* What to work on *
Search the material and gather each line with "units" in it.

* Supplied material *

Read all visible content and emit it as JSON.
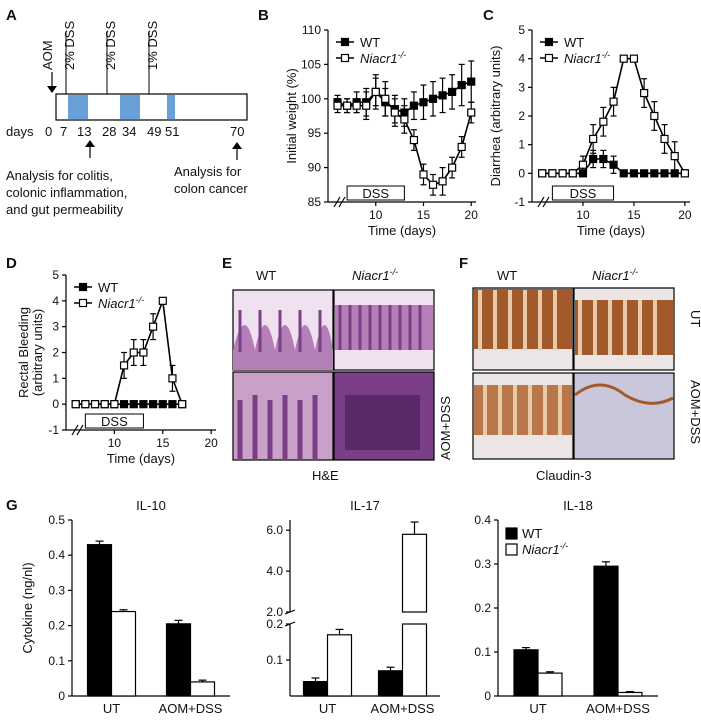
{
  "figure": {
    "panel_labels": [
      "A",
      "B",
      "C",
      "D",
      "E",
      "F",
      "G"
    ],
    "panelA": {
      "aom_label": "AOM",
      "dss_labels": [
        "2% DSS",
        "2% DSS",
        "1% DSS"
      ],
      "days_label": "days",
      "day_ticks": [
        "0",
        "7",
        "13",
        "28",
        "34",
        "49",
        "51",
        "70"
      ],
      "note_left": [
        "Analysis for colitis,",
        "colonic inflammation,",
        "and gut permeability"
      ],
      "note_right": [
        "Analysis for",
        "colon cancer"
      ]
    },
    "panelE": {
      "col_wt": "WT",
      "col_ko": "Niacr1",
      "ko_sup": "-/-",
      "row_ut": "",
      "row_aom": "AOM+DSS",
      "stain": "H&E"
    },
    "panelF": {
      "col_wt": "WT",
      "col_ko": "Niacr1",
      "ko_sup": "-/-",
      "row_ut": "UT",
      "row_aom": "AOM+DSS",
      "stain": "Claudin-3"
    },
    "colors": {
      "he_pink": "#c9a1c8",
      "he_purple": "#7a3f86",
      "he_bg": "#efe1ef",
      "ihc_brown": "#a35a2a",
      "ihc_bg": "#ece5e6",
      "ihc_blue": "#c9c7d9",
      "dss_fill": "#6aa0d8"
    }
  },
  "chart_data": [
    {
      "id": "B",
      "type": "line",
      "ylabel": "Initial weight (%)",
      "xlabel": "Time (days)",
      "ylim": [
        85,
        110
      ],
      "yticks": [
        85,
        90,
        95,
        100,
        105,
        110
      ],
      "xlim": [
        5,
        20.5
      ],
      "xticks": [
        10,
        15,
        20
      ],
      "bar_label": "DSS",
      "bar_range": [
        7,
        13
      ],
      "legend": [
        "WT",
        "Niacr1"
      ],
      "legend_sup": "-/-",
      "series": [
        {
          "name": "WT",
          "marker": "filled",
          "x": [
            6,
            7,
            8,
            9,
            10,
            11,
            12,
            13,
            14,
            15,
            16,
            17,
            18,
            19,
            20
          ],
          "y": [
            99.5,
            99,
            99.5,
            99.5,
            101,
            99.5,
            98.5,
            98,
            99,
            99.5,
            100,
            100.5,
            101,
            102,
            102.5
          ],
          "err": [
            1,
            1,
            1.5,
            2,
            2,
            2,
            2,
            2,
            2,
            2.5,
            2.5,
            2.5,
            2.5,
            3,
            3
          ]
        },
        {
          "name": "Niacr1-/-",
          "marker": "open",
          "x": [
            6,
            7,
            8,
            9,
            10,
            11,
            12,
            13,
            14,
            15,
            16,
            17,
            18,
            19,
            20
          ],
          "y": [
            99,
            99,
            99,
            99,
            101,
            100,
            98,
            97,
            94,
            89,
            87.5,
            88,
            90,
            93,
            98
          ],
          "err": [
            1,
            1,
            1,
            2,
            2.5,
            2.5,
            2,
            2,
            1.5,
            1.5,
            1.5,
            2,
            1.5,
            1.5,
            1.5
          ]
        }
      ]
    },
    {
      "id": "C",
      "type": "line",
      "ylabel": "Diarrhea (arbitrary units)",
      "xlabel": "Time (days)",
      "ylim": [
        -1,
        5
      ],
      "yticks": [
        -1,
        0,
        1,
        2,
        3,
        4,
        5
      ],
      "xlim": [
        5,
        20.5
      ],
      "xticks": [
        10,
        15,
        20
      ],
      "bar_label": "DSS",
      "bar_range": [
        7,
        13
      ],
      "legend": [
        "WT",
        "Niacr1"
      ],
      "legend_sup": "-/-",
      "series": [
        {
          "name": "WT",
          "marker": "filled",
          "x": [
            6,
            7,
            8,
            9,
            10,
            11,
            12,
            13,
            14,
            15,
            16,
            17,
            18,
            19,
            20
          ],
          "y": [
            0,
            0,
            0,
            0,
            0,
            0.5,
            0.5,
            0.3,
            0,
            0,
            0,
            0,
            0,
            0,
            0
          ],
          "err": [
            0,
            0,
            0,
            0,
            0,
            0.3,
            0.3,
            0.3,
            0,
            0,
            0,
            0,
            0,
            0,
            0
          ]
        },
        {
          "name": "Niacr1-/-",
          "marker": "open",
          "x": [
            6,
            7,
            8,
            9,
            10,
            11,
            12,
            13,
            14,
            15,
            16,
            17,
            18,
            19,
            20
          ],
          "y": [
            0,
            0,
            0,
            0,
            0.3,
            1.2,
            1.8,
            2.5,
            4,
            4,
            2.8,
            2,
            1.2,
            0.6,
            0
          ],
          "err": [
            0,
            0,
            0,
            0,
            0.3,
            0.5,
            0.5,
            0.5,
            0,
            0,
            0.5,
            0.5,
            0.5,
            0.5,
            0
          ]
        }
      ]
    },
    {
      "id": "D",
      "type": "line",
      "ylabel": "Rectal Bleeding (arbitrary units)",
      "ylabel_lines": [
        "Rectal Bleeding",
        "(arbitrary units)"
      ],
      "xlabel": "Time (days)",
      "ylim": [
        -1,
        5
      ],
      "yticks": [
        -1,
        0,
        1,
        2,
        3,
        4,
        5
      ],
      "xlim": [
        5,
        20.5
      ],
      "xticks": [
        10,
        15,
        20
      ],
      "bar_label": "DSS",
      "bar_range": [
        7,
        13
      ],
      "legend": [
        "WT",
        "Niacr1"
      ],
      "legend_sup": "-/-",
      "series": [
        {
          "name": "WT",
          "marker": "filled",
          "x": [
            6,
            7,
            8,
            9,
            10,
            11,
            12,
            13,
            14,
            15,
            16,
            17
          ],
          "y": [
            0,
            0,
            0,
            0,
            0,
            0,
            0,
            0,
            0,
            0,
            0,
            0
          ],
          "err": [
            0,
            0,
            0,
            0,
            0,
            0,
            0,
            0,
            0,
            0,
            0,
            0
          ]
        },
        {
          "name": "Niacr1-/-",
          "marker": "open",
          "x": [
            6,
            7,
            8,
            9,
            10,
            11,
            12,
            13,
            14,
            15,
            16,
            17
          ],
          "y": [
            0,
            0,
            0,
            0,
            0,
            1.5,
            2,
            2,
            3,
            4,
            1,
            0
          ],
          "err": [
            0,
            0,
            0,
            0,
            0,
            0.5,
            0.5,
            0.5,
            0.5,
            0,
            0.5,
            0
          ]
        }
      ]
    },
    {
      "id": "G1",
      "type": "bar",
      "title": "IL-10",
      "ylabel": "Cytokine (ng/nl)",
      "categories": [
        "UT",
        "AOM+DSS"
      ],
      "ylim": [
        0,
        0.5
      ],
      "yticks": [
        0,
        0.1,
        0.2,
        0.3,
        0.4,
        0.5
      ],
      "ytick_labels": [
        "0",
        "0.1",
        "0.2",
        "0.3",
        "0.4",
        "0.5"
      ],
      "series": [
        {
          "name": "WT",
          "fill": "#000000",
          "values": [
            0.43,
            0.205
          ],
          "err": [
            0.01,
            0.01
          ]
        },
        {
          "name": "Niacr1-/-",
          "fill": "#ffffff",
          "values": [
            0.24,
            0.04
          ],
          "err": [
            0.005,
            0.005
          ]
        }
      ]
    },
    {
      "id": "G2",
      "type": "bar",
      "title": "IL-17",
      "categories": [
        "UT",
        "AOM+DSS"
      ],
      "broken_axis": true,
      "ylim_lower": [
        0,
        0.2
      ],
      "ylim_upper": [
        2,
        6.5
      ],
      "yticks_lower": [
        0.1,
        0.2
      ],
      "yticks_upper": [
        2.0,
        4.0,
        6.0
      ],
      "ytick_labels_lower": [
        "0.1",
        "0.2"
      ],
      "ytick_labels_upper": [
        "2.0",
        "4.0",
        "6.0"
      ],
      "series": [
        {
          "name": "WT",
          "fill": "#000000",
          "values": [
            0.04,
            0.07
          ],
          "err": [
            0.01,
            0.01
          ]
        },
        {
          "name": "Niacr1-/-",
          "fill": "#ffffff",
          "values": [
            0.17,
            5.8
          ],
          "err": [
            0.015,
            0.6
          ]
        }
      ]
    },
    {
      "id": "G3",
      "type": "bar",
      "title": "IL-18",
      "categories": [
        "UT",
        "AOM+DSS"
      ],
      "ylim": [
        0,
        0.4
      ],
      "yticks": [
        0,
        0.1,
        0.2,
        0.3,
        0.4
      ],
      "ytick_labels": [
        "0",
        "0.1",
        "0.2",
        "0.3",
        "0.4"
      ],
      "legend": [
        "WT",
        "Niacr1"
      ],
      "legend_sup": "-/-",
      "series": [
        {
          "name": "WT",
          "fill": "#000000",
          "values": [
            0.105,
            0.295
          ],
          "err": [
            0.005,
            0.01
          ]
        },
        {
          "name": "Niacr1-/-",
          "fill": "#ffffff",
          "values": [
            0.052,
            0.008
          ],
          "err": [
            0.003,
            0.002
          ]
        }
      ]
    }
  ]
}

* Completed task *
      "ylabel": "Diarrhea (arbitrary units)",
      "ylabel": "Rectal Bleeding (arbitrary units)",
        "(arbitrary units)"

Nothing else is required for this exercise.